Input data:
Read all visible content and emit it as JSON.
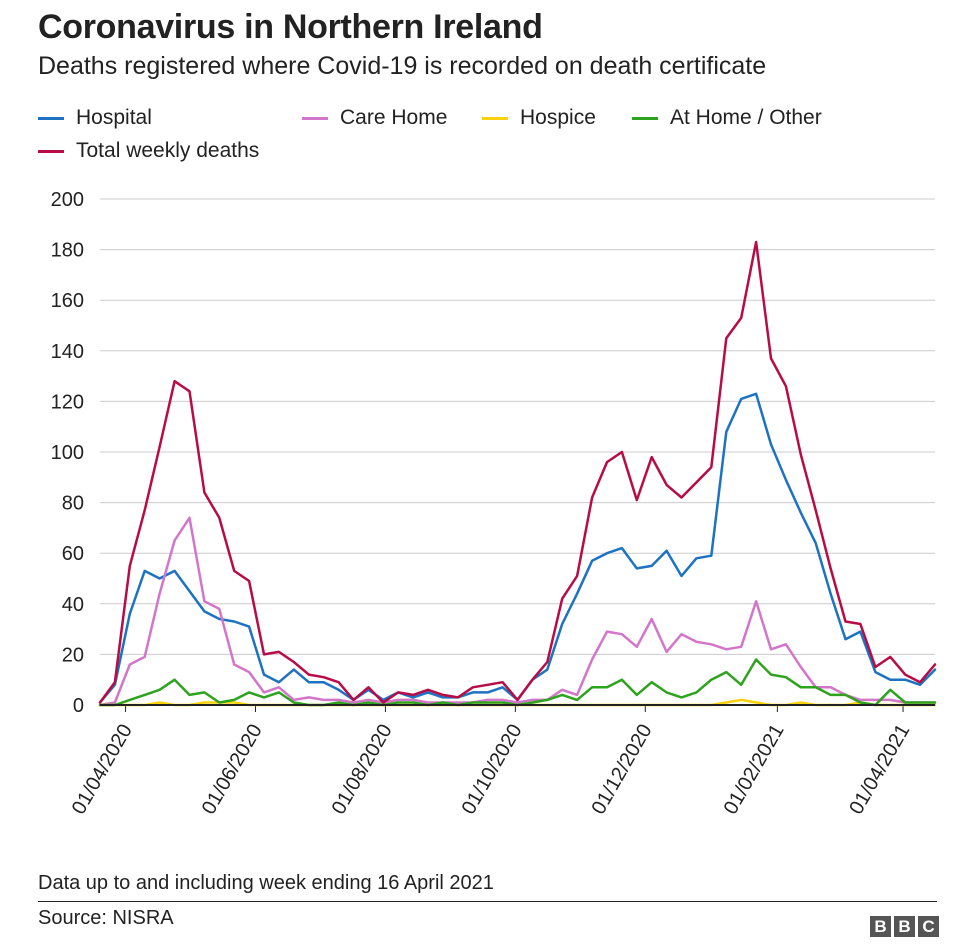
{
  "title": "Coronavirus in Northern Ireland",
  "subtitle": "Deaths registered where Covid-19 is recorded on death certificate",
  "footnote": "Data up to and including week ending 16 April 2021",
  "source": "Source: NISRA",
  "logo": [
    "B",
    "B",
    "C"
  ],
  "chart_data": {
    "type": "line",
    "title": "Coronavirus in Northern Ireland",
    "subtitle": "Deaths registered where Covid-19 is recorded on death certificate",
    "xlabel": "",
    "ylabel": "",
    "ylim": [
      0,
      200
    ],
    "yticks": [
      0,
      20,
      40,
      60,
      80,
      100,
      120,
      140,
      160,
      180,
      200
    ],
    "xlim": [
      "2020-03-20",
      "2021-04-16"
    ],
    "xticks": [
      "2020-04-01",
      "2020-06-01",
      "2020-08-01",
      "2020-10-01",
      "2020-12-01",
      "2021-02-01",
      "2021-04-01"
    ],
    "xtick_labels": [
      "01/04/2020",
      "01/06/2020",
      "01/08/2020",
      "01/10/2020",
      "01/12/2020",
      "01/02/2021",
      "01/04/2021"
    ],
    "grid": "horizontal",
    "legend_position": "top",
    "x": [
      "2020-03-20",
      "2020-03-27",
      "2020-04-03",
      "2020-04-10",
      "2020-04-17",
      "2020-04-24",
      "2020-05-01",
      "2020-05-08",
      "2020-05-15",
      "2020-05-22",
      "2020-05-29",
      "2020-06-05",
      "2020-06-12",
      "2020-06-19",
      "2020-06-26",
      "2020-07-03",
      "2020-07-10",
      "2020-07-17",
      "2020-07-24",
      "2020-07-31",
      "2020-08-07",
      "2020-08-14",
      "2020-08-21",
      "2020-08-28",
      "2020-09-04",
      "2020-09-11",
      "2020-09-18",
      "2020-09-25",
      "2020-10-02",
      "2020-10-09",
      "2020-10-16",
      "2020-10-23",
      "2020-10-30",
      "2020-11-06",
      "2020-11-13",
      "2020-11-20",
      "2020-11-27",
      "2020-12-04",
      "2020-12-11",
      "2020-12-18",
      "2020-12-25",
      "2021-01-01",
      "2021-01-08",
      "2021-01-15",
      "2021-01-22",
      "2021-01-29",
      "2021-02-05",
      "2021-02-12",
      "2021-02-19",
      "2021-02-26",
      "2021-03-05",
      "2021-03-12",
      "2021-03-19",
      "2021-03-26",
      "2021-04-02",
      "2021-04-09",
      "2021-04-16"
    ],
    "series": [
      {
        "name": "Hospital",
        "color": "#1d72c2",
        "values": [
          1,
          8,
          36,
          53,
          50,
          53,
          45,
          37,
          34,
          33,
          31,
          12,
          9,
          14,
          9,
          9,
          6,
          2,
          6,
          2,
          5,
          3,
          5,
          3,
          3,
          5,
          5,
          7,
          2,
          10,
          14,
          32,
          44,
          57,
          60,
          62,
          54,
          55,
          61,
          51,
          58,
          59,
          108,
          121,
          123,
          103,
          89,
          76,
          64,
          44,
          26,
          29,
          13,
          10,
          10,
          8,
          14
        ]
      },
      {
        "name": "Care Home",
        "color": "#d376c9",
        "values": [
          0,
          1,
          16,
          19,
          44,
          65,
          74,
          41,
          38,
          16,
          13,
          5,
          7,
          2,
          3,
          2,
          2,
          1,
          2,
          1,
          2,
          2,
          1,
          1,
          1,
          1,
          2,
          2,
          1,
          2,
          2,
          6,
          4,
          18,
          29,
          28,
          23,
          34,
          21,
          28,
          25,
          24,
          22,
          23,
          41,
          22,
          24,
          15,
          7,
          7,
          4,
          2,
          2,
          2,
          1,
          1,
          1
        ]
      },
      {
        "name": "Hospice",
        "color": "#fad20a",
        "values": [
          0,
          0,
          0,
          0,
          1,
          0,
          0,
          1,
          1,
          1,
          0,
          0,
          0,
          0,
          0,
          0,
          0,
          0,
          0,
          0,
          0,
          0,
          0,
          0,
          0,
          0,
          0,
          0,
          0,
          0,
          0,
          0,
          0,
          0,
          0,
          0,
          0,
          0,
          0,
          0,
          0,
          0,
          1,
          2,
          1,
          0,
          0,
          1,
          0,
          0,
          0,
          1,
          0,
          0,
          0,
          0,
          0
        ]
      },
      {
        "name": "At Home / Other",
        "color": "#2ea31e",
        "values": [
          0,
          0,
          2,
          4,
          6,
          10,
          4,
          5,
          1,
          2,
          5,
          3,
          5,
          1,
          0,
          0,
          1,
          0,
          1,
          0,
          1,
          1,
          0,
          1,
          0,
          1,
          1,
          1,
          0,
          1,
          2,
          4,
          2,
          7,
          7,
          10,
          4,
          9,
          5,
          3,
          5,
          10,
          13,
          8,
          18,
          12,
          11,
          7,
          7,
          4,
          4,
          1,
          0,
          6,
          1,
          1,
          1
        ]
      },
      {
        "name": "Total weekly deaths",
        "color": "#b80c47",
        "values": [
          1,
          9,
          55,
          77,
          102,
          128,
          124,
          84,
          74,
          53,
          49,
          20,
          21,
          17,
          12,
          11,
          9,
          2,
          7,
          1,
          5,
          4,
          6,
          4,
          3,
          7,
          8,
          9,
          2,
          10,
          17,
          42,
          51,
          82,
          96,
          100,
          81,
          98,
          87,
          82,
          88,
          94,
          145,
          153,
          183,
          137,
          126,
          99,
          77,
          54,
          33,
          32,
          15,
          19,
          12,
          9,
          16
        ]
      }
    ]
  }
}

Assignment: Show the lines where the word "name" appears in the entries.

Response to this task:
        "name": "Hospital",
        "name": "Care Home",
        "name": "Hospice",
        "name": "At Home / Other",
        "name": "Total weekly deaths",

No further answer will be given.